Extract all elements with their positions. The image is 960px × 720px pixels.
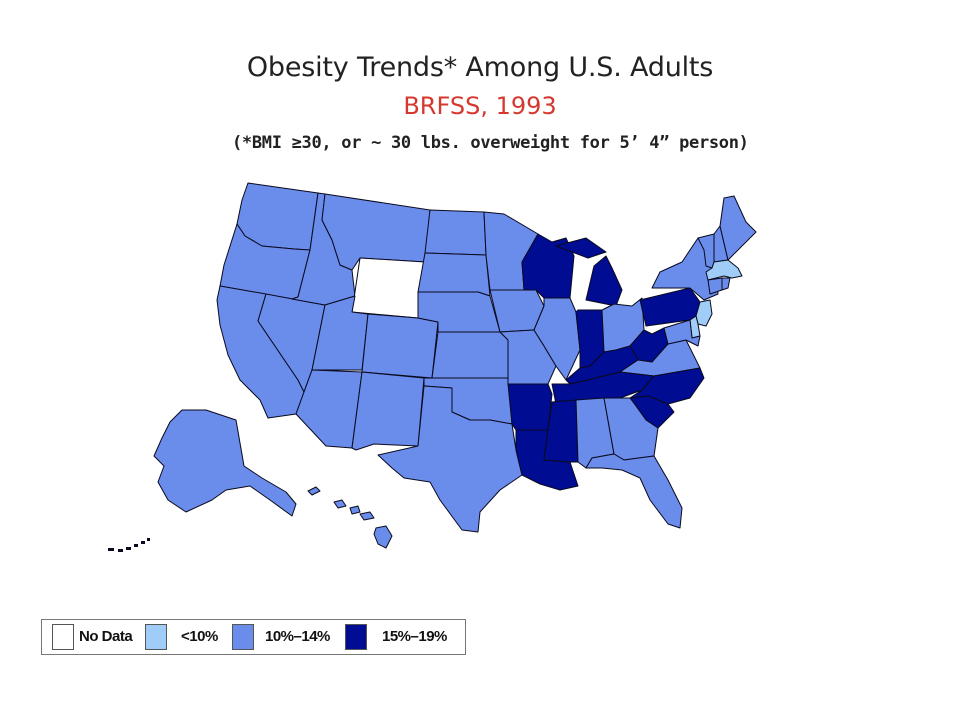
legend-label-15-19: 15%–19%	[382, 628, 447, 645]
state-WI[interactable]	[521, 233, 575, 299]
state-MD[interactable]	[663, 319, 701, 347]
state-FL[interactable]	[585, 453, 683, 529]
state-KS[interactable]	[431, 331, 509, 379]
legend-label-10-14: 10%–14%	[265, 628, 330, 645]
legend-label-no-data: No Data	[79, 628, 133, 645]
state-SD[interactable]	[417, 252, 491, 297]
legend-swatch-no-data	[52, 624, 74, 650]
map-subtitle: BRFSS, 1993	[403, 92, 557, 120]
state-TX[interactable]	[377, 385, 523, 533]
legend-swatch-lt10	[145, 624, 167, 650]
state-RI[interactable]	[721, 277, 731, 291]
state-ND[interactable]	[424, 209, 487, 256]
map-title: Obesity Trends* Among U.S. Adults	[246, 52, 714, 83]
state-IL[interactable]	[533, 297, 581, 381]
legend-swatch-10-14	[232, 624, 254, 650]
bmi-footnote: (*BMI ≥30, or ~ 30 lbs. overweight for 5…	[232, 133, 749, 153]
map-legend: No Data <10% 10%–14% 15%–19%	[41, 619, 466, 655]
alaska-aleutian-islands	[108, 538, 150, 552]
state-WY[interactable]	[351, 257, 426, 319]
legend-swatch-15-19	[345, 624, 367, 650]
state-HI[interactable]	[307, 486, 393, 549]
state-ME[interactable]	[719, 195, 757, 261]
state-MA[interactable]	[705, 259, 743, 281]
state-CO[interactable]	[361, 313, 439, 379]
state-AR[interactable]	[507, 383, 553, 431]
legend-label-lt10: <10%	[181, 628, 218, 645]
state-CT[interactable]	[707, 277, 723, 295]
state-NM[interactable]	[351, 371, 425, 451]
state-AK[interactable]	[153, 409, 297, 517]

- _SET PROBLEM_: Reproduce every line above word for word and in the same order, but leave out the picture.

- _RESULT OF THE EXERCISE_:
Extract all elements with their positions. The image is 960px × 720px pixels.
legend-label-15-19: 15%–19%	[382, 628, 447, 645]
state-WI[interactable]	[521, 233, 575, 299]
state-MD[interactable]	[663, 319, 701, 347]
state-FL[interactable]	[585, 453, 683, 529]
state-KS[interactable]	[431, 331, 509, 379]
legend-label-10-14: 10%–14%	[265, 628, 330, 645]
legend-label-no-data: No Data	[79, 628, 133, 645]
state-SD[interactable]	[417, 252, 491, 297]
legend-swatch-no-data	[52, 624, 74, 650]
map-subtitle: BRFSS, 1993	[403, 92, 557, 120]
state-TX[interactable]	[377, 385, 523, 533]
legend-swatch-lt10	[145, 624, 167, 650]
state-RI[interactable]	[721, 277, 731, 291]
state-ND[interactable]	[424, 209, 487, 256]
map-title: Obesity Trends* Among U.S. Adults	[246, 52, 714, 83]
state-IL[interactable]	[533, 297, 581, 381]
legend-swatch-10-14	[232, 624, 254, 650]
bmi-footnote: (*BMI ≥30, or ~ 30 lbs. overweight for 5…	[232, 133, 749, 153]
map-legend: No Data <10% 10%–14% 15%–19%	[41, 619, 466, 655]
alaska-aleutian-islands	[108, 538, 150, 552]
state-WY[interactable]	[351, 257, 426, 319]
legend-swatch-15-19	[345, 624, 367, 650]
state-HI[interactable]	[307, 486, 393, 549]
state-ME[interactable]	[719, 195, 757, 261]
state-MA[interactable]	[705, 259, 743, 281]
state-CO[interactable]	[361, 313, 439, 379]
state-AR[interactable]	[507, 383, 553, 431]
legend-label-lt10: <10%	[181, 628, 218, 645]
state-CT[interactable]	[707, 277, 723, 295]
state-NM[interactable]	[351, 371, 425, 451]
state-AK[interactable]	[153, 409, 297, 517]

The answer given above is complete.